Items from a figure collection:
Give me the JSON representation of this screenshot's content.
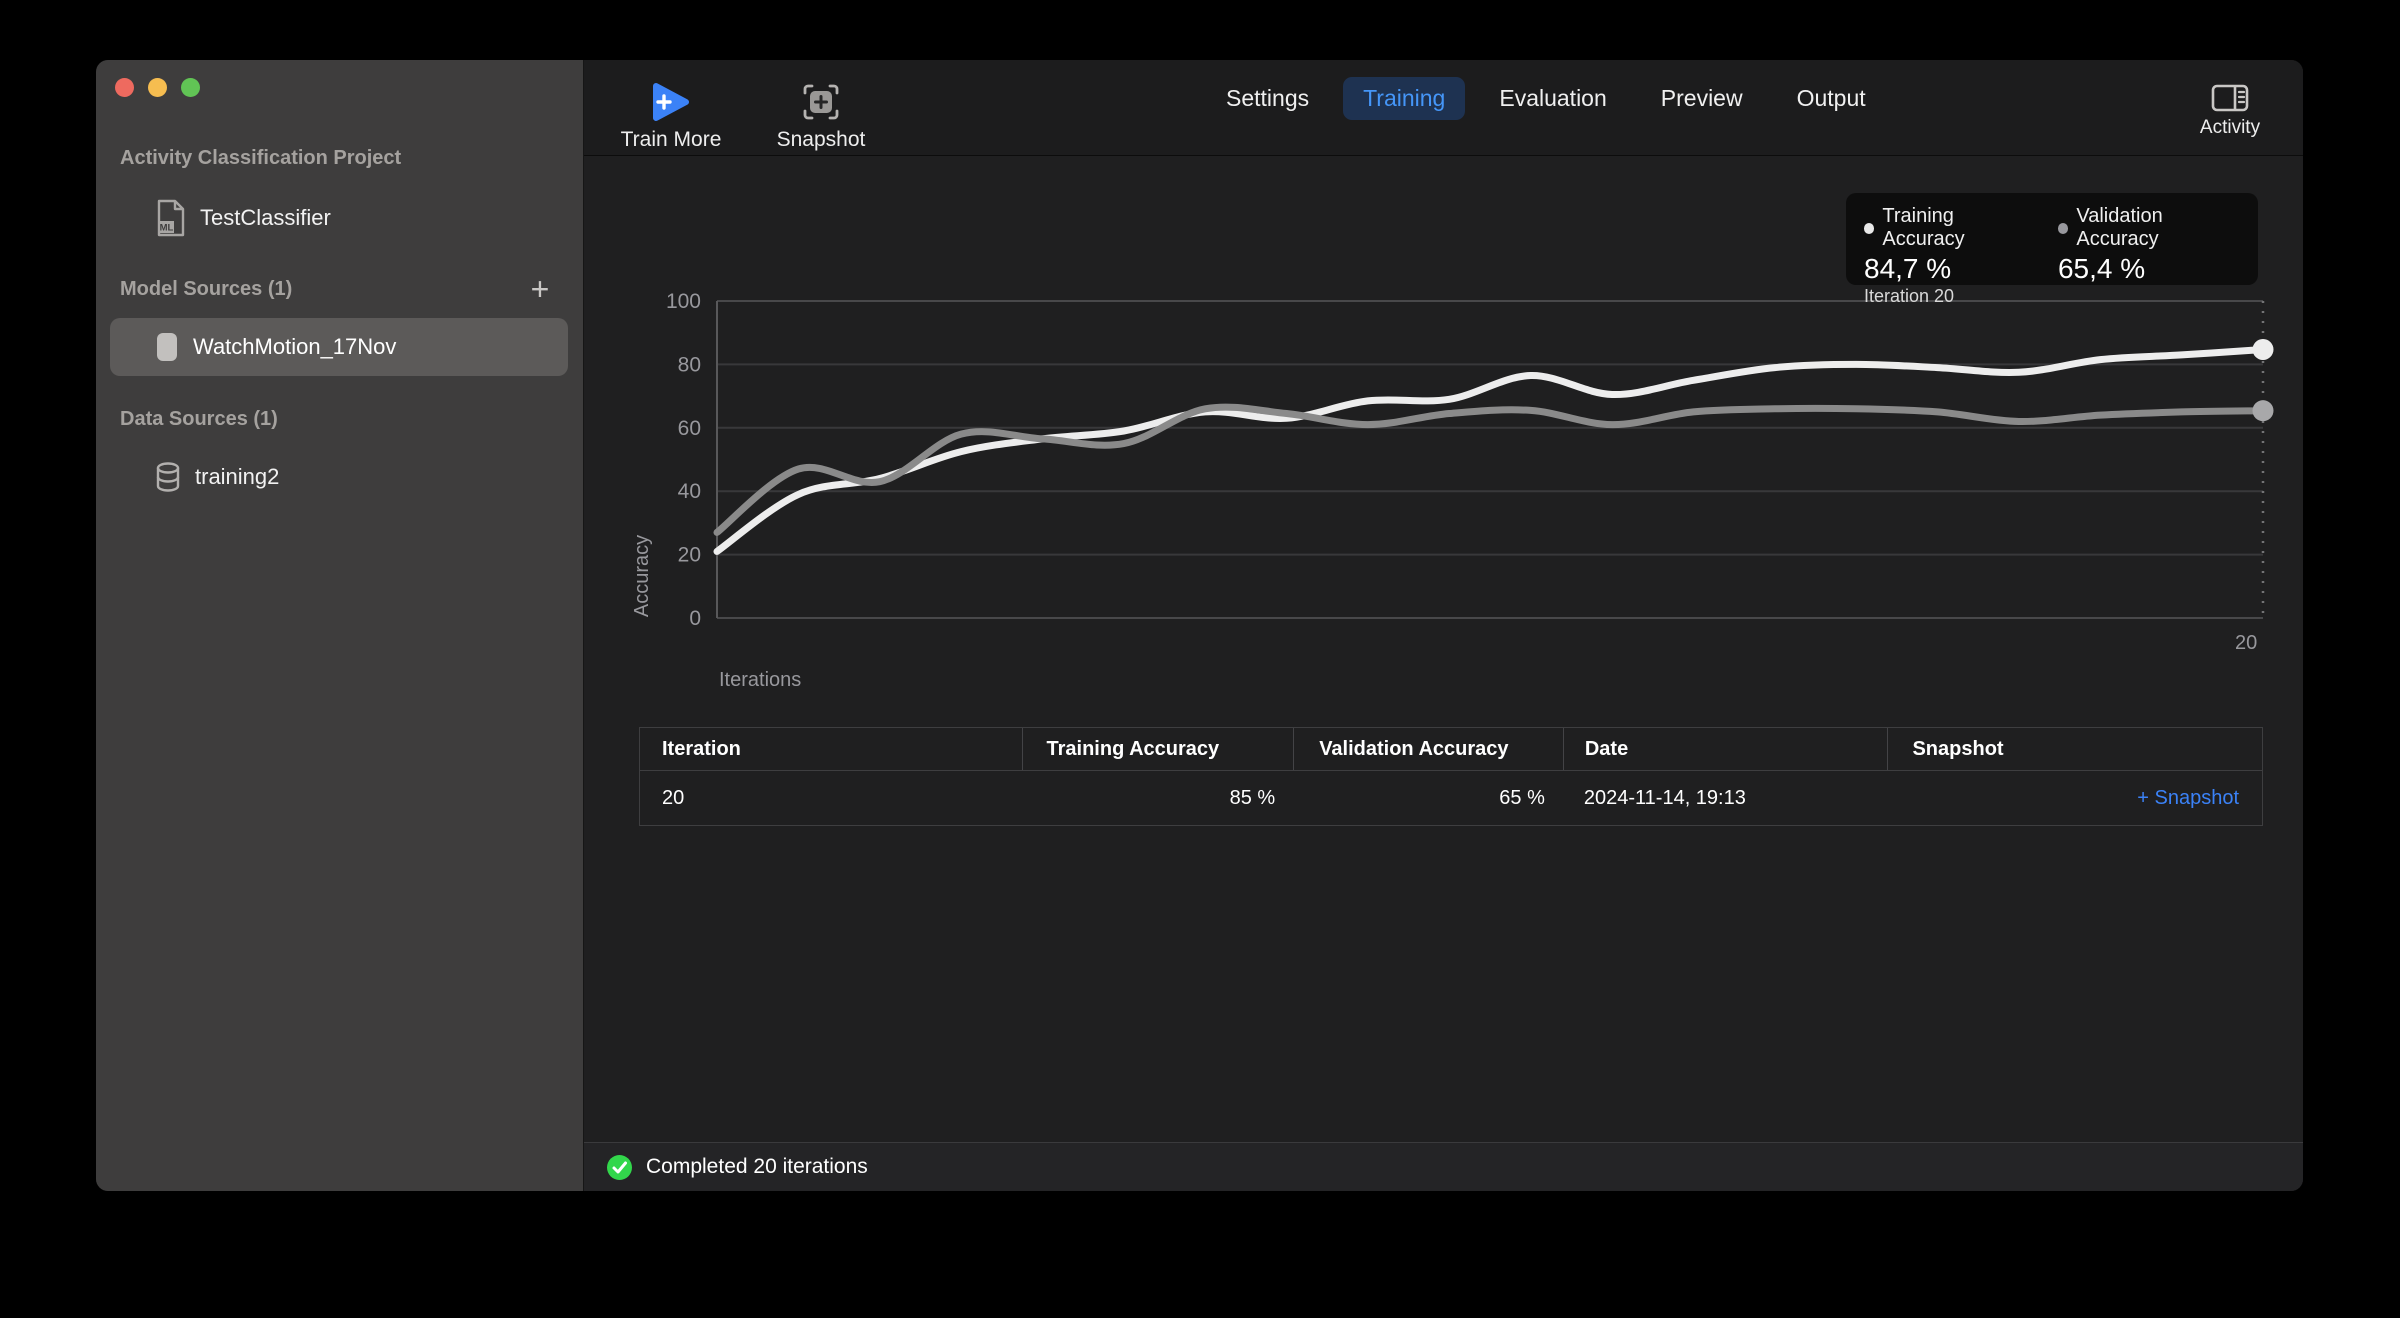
{
  "sidebar": {
    "project_type_label": "Activity Classification Project",
    "project_name": "TestClassifier",
    "model_sources_label": "Model Sources (1)",
    "model_source_selected": "WatchMotion_17Nov",
    "data_sources_label": "Data Sources (1)",
    "data_source_name": "training2",
    "add_button": "+"
  },
  "toolbar": {
    "train_more_label": "Train More",
    "snapshot_label": "Snapshot",
    "tabs": [
      {
        "label": "Settings",
        "active": false
      },
      {
        "label": "Training",
        "active": true
      },
      {
        "label": "Evaluation",
        "active": false
      },
      {
        "label": "Preview",
        "active": false
      },
      {
        "label": "Output",
        "active": false
      }
    ],
    "activity_label": "Activity"
  },
  "legend": {
    "training_label": "Training Accuracy",
    "training_value": "84,7 %",
    "training_iteration": "Iteration 20",
    "validation_label": "Validation Accuracy",
    "validation_value": "65,4 %"
  },
  "chart_data": {
    "type": "line",
    "x": [
      1,
      2,
      3,
      4,
      5,
      6,
      7,
      8,
      9,
      10,
      11,
      12,
      13,
      14,
      15,
      16,
      17,
      18,
      19,
      20
    ],
    "series": [
      {
        "name": "Training Accuracy",
        "color": "#ededed",
        "values": [
          21,
          39,
          44,
          52.5,
          56.5,
          59,
          65,
          63,
          68.5,
          69,
          76.5,
          70.5,
          75,
          79,
          80,
          79,
          77.5,
          81.5,
          83,
          84.7
        ]
      },
      {
        "name": "Validation Accuracy",
        "color": "#8a8a8a",
        "values": [
          27,
          47,
          43,
          58,
          56.5,
          55,
          66,
          64.5,
          61,
          64.5,
          65.5,
          61,
          65,
          66,
          66,
          65,
          62,
          64,
          65,
          65.4
        ]
      }
    ],
    "title": "",
    "xlabel": "Iterations",
    "ylabel": "Accuracy",
    "ylim": [
      0,
      100
    ],
    "yticks": [
      0,
      20,
      40,
      60,
      80,
      100
    ],
    "x_end_label": "20",
    "grid": true,
    "legend_position": "top-right"
  },
  "table": {
    "columns": [
      "Iteration",
      "Training Accuracy",
      "Validation Accuracy",
      "Date",
      "Snapshot"
    ],
    "rows": [
      [
        "20",
        "85 %",
        "65 %",
        "2024-11-14, 19:13",
        "+ Snapshot"
      ]
    ]
  },
  "statusbar": {
    "message": "Completed 20 iterations"
  },
  "colors": {
    "accent_blue": "#3b82f7",
    "tab_active_bg": "#1e3251",
    "tab_active_text": "#4596f8",
    "training_line": "#ededed",
    "validation_line": "#8a8a8a",
    "legend_training_dot": "#e8e8e8",
    "legend_validation_dot": "#98989d",
    "traffic_red": "#ee6a5f",
    "traffic_yellow": "#f6bd50",
    "traffic_green": "#61c455",
    "status_green": "#32d74b",
    "gridline": "#38383a",
    "axis_text": "#98989d"
  }
}
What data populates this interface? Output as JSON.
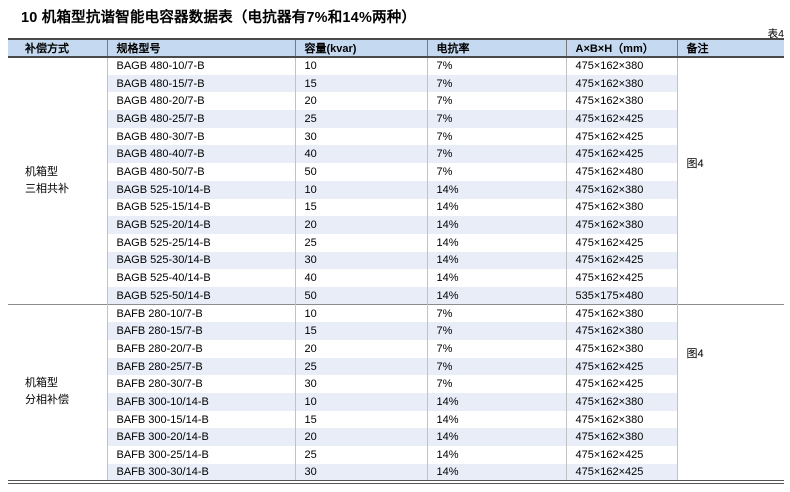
{
  "page": {
    "title": "10 机箱型抗谐智能电容器数据表（电抗器有7%和14%两种）",
    "table_label": "表4"
  },
  "colors": {
    "header_bg": "#c5d9f1",
    "stripe_bg": "#e9edf8",
    "border_dark": "#4a4a4a",
    "border_light": "#c2c2c2",
    "section_line": "#8c8c8c"
  },
  "table": {
    "headers": [
      "补偿方式",
      "规格型号",
      "容量(kvar)",
      "电抗率",
      "A×B×H（mm）",
      "备注"
    ],
    "sections": [
      {
        "mode_lines": [
          "机箱型",
          "三相共补"
        ],
        "remark": "图4",
        "rows": [
          [
            "BAGB 480-10/7-B",
            "10",
            "7%",
            "475×162×380"
          ],
          [
            "BAGB 480-15/7-B",
            "15",
            "7%",
            "475×162×380"
          ],
          [
            "BAGB 480-20/7-B",
            "20",
            "7%",
            "475×162×380"
          ],
          [
            "BAGB 480-25/7-B",
            "25",
            "7%",
            "475×162×425"
          ],
          [
            "BAGB 480-30/7-B",
            "30",
            "7%",
            "475×162×425"
          ],
          [
            "BAGB 480-40/7-B",
            "40",
            "7%",
            "475×162×425"
          ],
          [
            "BAGB 480-50/7-B",
            "50",
            "7%",
            "475×162×480"
          ],
          [
            "BAGB 525-10/14-B",
            "10",
            "14%",
            "475×162×380"
          ],
          [
            "BAGB 525-15/14-B",
            "15",
            "14%",
            "475×162×380"
          ],
          [
            "BAGB 525-20/14-B",
            "20",
            "14%",
            "475×162×380"
          ],
          [
            "BAGB 525-25/14-B",
            "25",
            "14%",
            "475×162×425"
          ],
          [
            "BAGB 525-30/14-B",
            "30",
            "14%",
            "475×162×425"
          ],
          [
            "BAGB 525-40/14-B",
            "40",
            "14%",
            "475×162×425"
          ],
          [
            "BAGB 525-50/14-B",
            "50",
            "14%",
            "535×175×480"
          ]
        ]
      },
      {
        "mode_lines": [
          "机箱型",
          "分相补偿"
        ],
        "remark": "图4",
        "rows": [
          [
            "BAFB 280-10/7-B",
            "10",
            "7%",
            "475×162×380"
          ],
          [
            "BAFB 280-15/7-B",
            "15",
            "7%",
            "475×162×380"
          ],
          [
            "BAFB 280-20/7-B",
            "20",
            "7%",
            "475×162×380"
          ],
          [
            "BAFB 280-25/7-B",
            "25",
            "7%",
            "475×162×425"
          ],
          [
            "BAFB 280-30/7-B",
            "30",
            "7%",
            "475×162×425"
          ],
          [
            "BAFB 300-10/14-B",
            "10",
            "14%",
            "475×162×380"
          ],
          [
            "BAFB 300-15/14-B",
            "15",
            "14%",
            "475×162×380"
          ],
          [
            "BAFB 300-20/14-B",
            "20",
            "14%",
            "475×162×380"
          ],
          [
            "BAFB 300-25/14-B",
            "25",
            "14%",
            "475×162×425"
          ],
          [
            "BAFB 300-30/14-B",
            "30",
            "14%",
            "475×162×425"
          ]
        ]
      }
    ]
  }
}
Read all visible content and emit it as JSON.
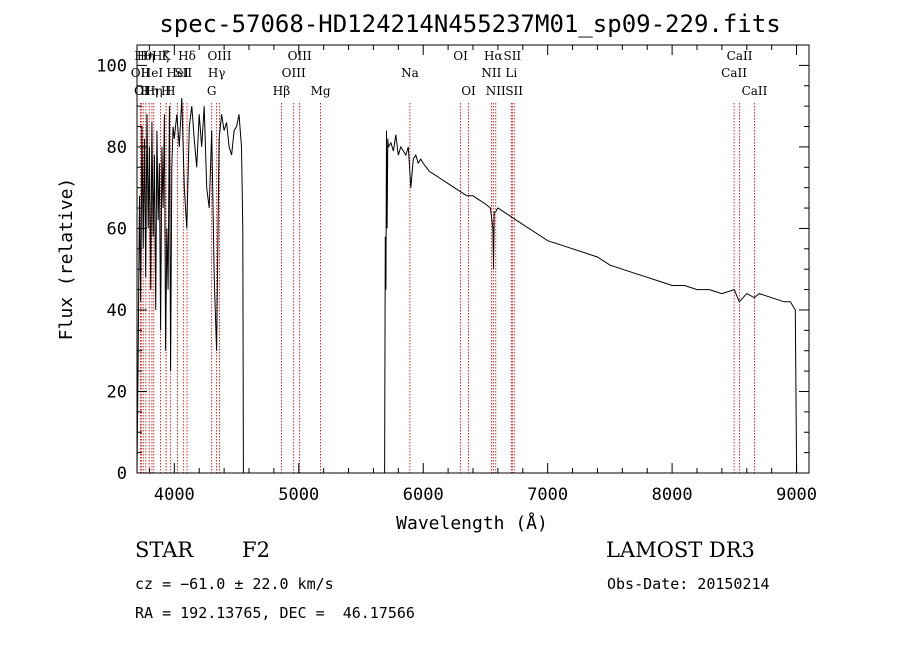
{
  "chart_data": {
    "type": "line",
    "title": "spec-57068-HD124214N455237M01_sp09-229.fits",
    "xlabel": "Wavelength (Å)",
    "ylabel": "Flux (relative)",
    "xlim": [
      3700,
      9100
    ],
    "ylim": [
      0,
      105
    ],
    "xticks": [
      4000,
      5000,
      6000,
      7000,
      8000,
      9000
    ],
    "yticks": [
      0,
      20,
      40,
      60,
      80,
      100
    ],
    "xtick_labels": [
      "4000",
      "5000",
      "6000",
      "7000",
      "8000",
      "9000"
    ],
    "ytick_labels": [
      "0",
      "20",
      "40",
      "60",
      "80",
      "100"
    ],
    "series": [
      {
        "name": "flux",
        "segments": [
          {
            "x": [
              3700,
              3710,
              3720,
              3730,
              3740,
              3750,
              3760,
              3770,
              3780,
              3790,
              3800,
              3810,
              3820,
              3830,
              3840,
              3850,
              3860,
              3870,
              3880,
              3890,
              3900,
              3910,
              3920,
              3930,
              3940,
              3950,
              3960,
              3970,
              3980,
              3990,
              4000,
              4020,
              4040,
              4060,
              4080,
              4100,
              4120,
              4140,
              4160,
              4180,
              4200,
              4220,
              4240,
              4260,
              4280,
              4300,
              4320,
              4340,
              4360,
              4380,
              4400,
              4420,
              4440,
              4460,
              4480,
              4500,
              4520,
              4540,
              4550,
              4555
            ],
            "y": [
              0,
              30,
              68,
              42,
              85,
              55,
              82,
              48,
              88,
              60,
              80,
              45,
              86,
              58,
              78,
              40,
              84,
              62,
              76,
              35,
              80,
              65,
              88,
              30,
              60,
              45,
              90,
              25,
              75,
              85,
              82,
              88,
              80,
              92,
              70,
              60,
              85,
              90,
              82,
              75,
              88,
              80,
              90,
              70,
              65,
              84,
              48,
              30,
              82,
              88,
              84,
              86,
              80,
              78,
              84,
              85,
              88,
              80,
              60,
              0
            ]
          },
          {
            "x": [
              5690,
              5695,
              5700,
              5705,
              5710,
              5715,
              5720,
              5740,
              5760,
              5780,
              5800,
              5820,
              5840,
              5860,
              5880,
              5900,
              5920,
              5940,
              5960,
              5980,
              6000,
              6050,
              6100,
              6150,
              6200,
              6250,
              6300,
              6350,
              6400,
              6450,
              6500,
              6540,
              6560,
              6565,
              6570,
              6580,
              6600,
              6650,
              6700,
              6750,
              6800,
              6900,
              7000,
              7100,
              7200,
              7300,
              7400,
              7500,
              7600,
              7700,
              7800,
              7900,
              8000,
              8100,
              8200,
              8300,
              8400,
              8500,
              8540,
              8600,
              8660,
              8700,
              8800,
              8900,
              8950,
              8990,
              9000
            ],
            "y": [
              0,
              58,
              45,
              84,
              60,
              82,
              80,
              81,
              79,
              83,
              78,
              80,
              79,
              78,
              80,
              70,
              77,
              78,
              76,
              77,
              76,
              74,
              73,
              72,
              71,
              70,
              69,
              68,
              68,
              67,
              66,
              65,
              60,
              50,
              64,
              64,
              65,
              64,
              63,
              62,
              61,
              59,
              57,
              56,
              55,
              54,
              53,
              51,
              50,
              49,
              48,
              47,
              46,
              46,
              45,
              45,
              44,
              45,
              42,
              44,
              43,
              44,
              43,
              42,
              42,
              40,
              0
            ]
          }
        ]
      }
    ],
    "emission_lines": [
      {
        "w": 3727,
        "labels": [
          "OII"
        ],
        "row": 1
      },
      {
        "w": 3734,
        "labels": [
          "OI"
        ],
        "row": 2
      },
      {
        "w": 3750,
        "labels": [
          "Hθ"
        ],
        "row": 0
      },
      {
        "w": 3771,
        "labels": [
          "Hη"
        ],
        "row": 0
      },
      {
        "w": 3798,
        "labels": [
          "Hη"
        ],
        "row": 2
      },
      {
        "w": 3820,
        "labels": [
          "HeI"
        ],
        "row": 1
      },
      {
        "w": 3835,
        "labels": [
          "Hη"
        ],
        "row": 2
      },
      {
        "w": 3889,
        "labels": [
          "Hζ"
        ],
        "row": 0
      },
      {
        "w": 3934,
        "labels": [
          "K"
        ],
        "row": 0
      },
      {
        "w": 3934,
        "labels": [
          "H"
        ],
        "row": 2
      },
      {
        "w": 3968,
        "labels": [
          "H"
        ],
        "row": 2
      },
      {
        "w": 4026,
        "labels": [
          "HeI"
        ],
        "row": 1
      },
      {
        "w": 4072,
        "labels": [
          "SII"
        ],
        "row": 1
      },
      {
        "w": 4102,
        "labels": [
          "Hδ"
        ],
        "row": 0
      },
      {
        "w": 4300,
        "labels": [
          "G"
        ],
        "row": 2
      },
      {
        "w": 4340,
        "labels": [
          "Hγ"
        ],
        "row": 1
      },
      {
        "w": 4363,
        "labels": [
          "OIII"
        ],
        "row": 0
      },
      {
        "w": 4861,
        "labels": [
          "Hβ"
        ],
        "row": 2
      },
      {
        "w": 4959,
        "labels": [
          "OIII"
        ],
        "row": 1
      },
      {
        "w": 5007,
        "labels": [
          "OIII"
        ],
        "row": 0
      },
      {
        "w": 5175,
        "labels": [
          "Mg"
        ],
        "row": 2
      },
      {
        "w": 5893,
        "labels": [
          "Na"
        ],
        "row": 1
      },
      {
        "w": 6300,
        "labels": [
          "OI"
        ],
        "row": 0
      },
      {
        "w": 6364,
        "labels": [
          "OI"
        ],
        "row": 2
      },
      {
        "w": 6548,
        "labels": [
          "NII"
        ],
        "row": 1
      },
      {
        "w": 6563,
        "labels": [
          "Hα"
        ],
        "row": 0
      },
      {
        "w": 6583,
        "labels": [
          "NII"
        ],
        "row": 2
      },
      {
        "w": 6708,
        "labels": [
          "Li"
        ],
        "row": 1
      },
      {
        "w": 6716,
        "labels": [
          "SII"
        ],
        "row": 0
      },
      {
        "w": 6731,
        "labels": [
          "SII"
        ],
        "row": 2
      },
      {
        "w": 8498,
        "labels": [
          "CaII"
        ],
        "row": 1
      },
      {
        "w": 8542,
        "labels": [
          "CaII"
        ],
        "row": 0
      },
      {
        "w": 8662,
        "labels": [
          "CaII"
        ],
        "row": 2
      }
    ],
    "line_color": "#c00000",
    "spectrum_color": "#000000"
  },
  "info": {
    "object_class": "STAR",
    "subclass": "F2",
    "survey": "LAMOST DR3",
    "redshift": "cz = −61.0 ± 22.0 km/s",
    "obs_date": "Obs-Date: 20150214",
    "coords": "RA = 192.13765, DEC =  46.17566"
  }
}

§ EXERCISE TASK
Of the lines above, how many contain the string "title"? Only the number is required.

§ EXPECTED ANSWER
3